◆ Input material
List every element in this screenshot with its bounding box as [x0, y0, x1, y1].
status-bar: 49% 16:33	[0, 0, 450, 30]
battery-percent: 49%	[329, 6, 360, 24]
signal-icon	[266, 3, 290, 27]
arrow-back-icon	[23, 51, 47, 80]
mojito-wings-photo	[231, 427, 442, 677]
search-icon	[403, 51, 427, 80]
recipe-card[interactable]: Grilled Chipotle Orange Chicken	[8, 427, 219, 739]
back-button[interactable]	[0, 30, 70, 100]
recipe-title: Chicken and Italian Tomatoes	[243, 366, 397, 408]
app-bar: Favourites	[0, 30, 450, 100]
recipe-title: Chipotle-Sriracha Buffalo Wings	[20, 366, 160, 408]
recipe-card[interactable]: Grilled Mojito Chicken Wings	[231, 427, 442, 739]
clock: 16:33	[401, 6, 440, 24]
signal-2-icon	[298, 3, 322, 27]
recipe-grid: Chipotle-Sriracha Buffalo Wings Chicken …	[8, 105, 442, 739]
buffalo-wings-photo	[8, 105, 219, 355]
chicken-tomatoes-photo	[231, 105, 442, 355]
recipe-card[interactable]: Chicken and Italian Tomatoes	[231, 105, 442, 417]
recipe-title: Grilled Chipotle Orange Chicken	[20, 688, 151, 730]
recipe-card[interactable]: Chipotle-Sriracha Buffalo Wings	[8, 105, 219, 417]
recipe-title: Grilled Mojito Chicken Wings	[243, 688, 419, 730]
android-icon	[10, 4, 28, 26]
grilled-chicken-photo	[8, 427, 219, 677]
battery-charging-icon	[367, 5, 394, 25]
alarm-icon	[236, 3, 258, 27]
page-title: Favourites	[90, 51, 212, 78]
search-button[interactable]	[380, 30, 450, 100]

◆ What is needed
Print every one of the rows above again, reproducing each line character for character without any change.

◆ Correct response
List every element in this screenshot with its bounding box as [x0, y0, x1, y1].
status-bar: 49% 16:33	[0, 0, 450, 30]
battery-percent: 49%	[329, 6, 360, 24]
signal-icon	[266, 3, 290, 27]
arrow-back-icon	[23, 51, 47, 80]
mojito-wings-photo	[231, 427, 442, 677]
search-icon	[403, 51, 427, 80]
recipe-card[interactable]: Grilled Chipotle Orange Chicken	[8, 427, 219, 739]
back-button[interactable]	[0, 30, 70, 100]
recipe-title: Chicken and Italian Tomatoes	[243, 366, 397, 408]
app-bar: Favourites	[0, 30, 450, 100]
recipe-title: Chipotle-Sriracha Buffalo Wings	[20, 366, 160, 408]
recipe-card[interactable]: Grilled Mojito Chicken Wings	[231, 427, 442, 739]
clock: 16:33	[401, 6, 440, 24]
signal-2-icon	[298, 3, 322, 27]
recipe-grid: Chipotle-Sriracha Buffalo Wings Chicken …	[8, 105, 442, 739]
buffalo-wings-photo	[8, 105, 219, 355]
chicken-tomatoes-photo	[231, 105, 442, 355]
recipe-card[interactable]: Chicken and Italian Tomatoes	[231, 105, 442, 417]
recipe-title: Grilled Chipotle Orange Chicken	[20, 688, 151, 730]
recipe-card[interactable]: Chipotle-Sriracha Buffalo Wings	[8, 105, 219, 417]
recipe-title: Grilled Mojito Chicken Wings	[243, 688, 419, 730]
android-icon	[10, 4, 28, 26]
grilled-chicken-photo	[8, 427, 219, 677]
battery-charging-icon	[367, 5, 394, 25]
alarm-icon	[236, 3, 258, 27]
page-title: Favourites	[90, 51, 212, 78]
search-button[interactable]	[380, 30, 450, 100]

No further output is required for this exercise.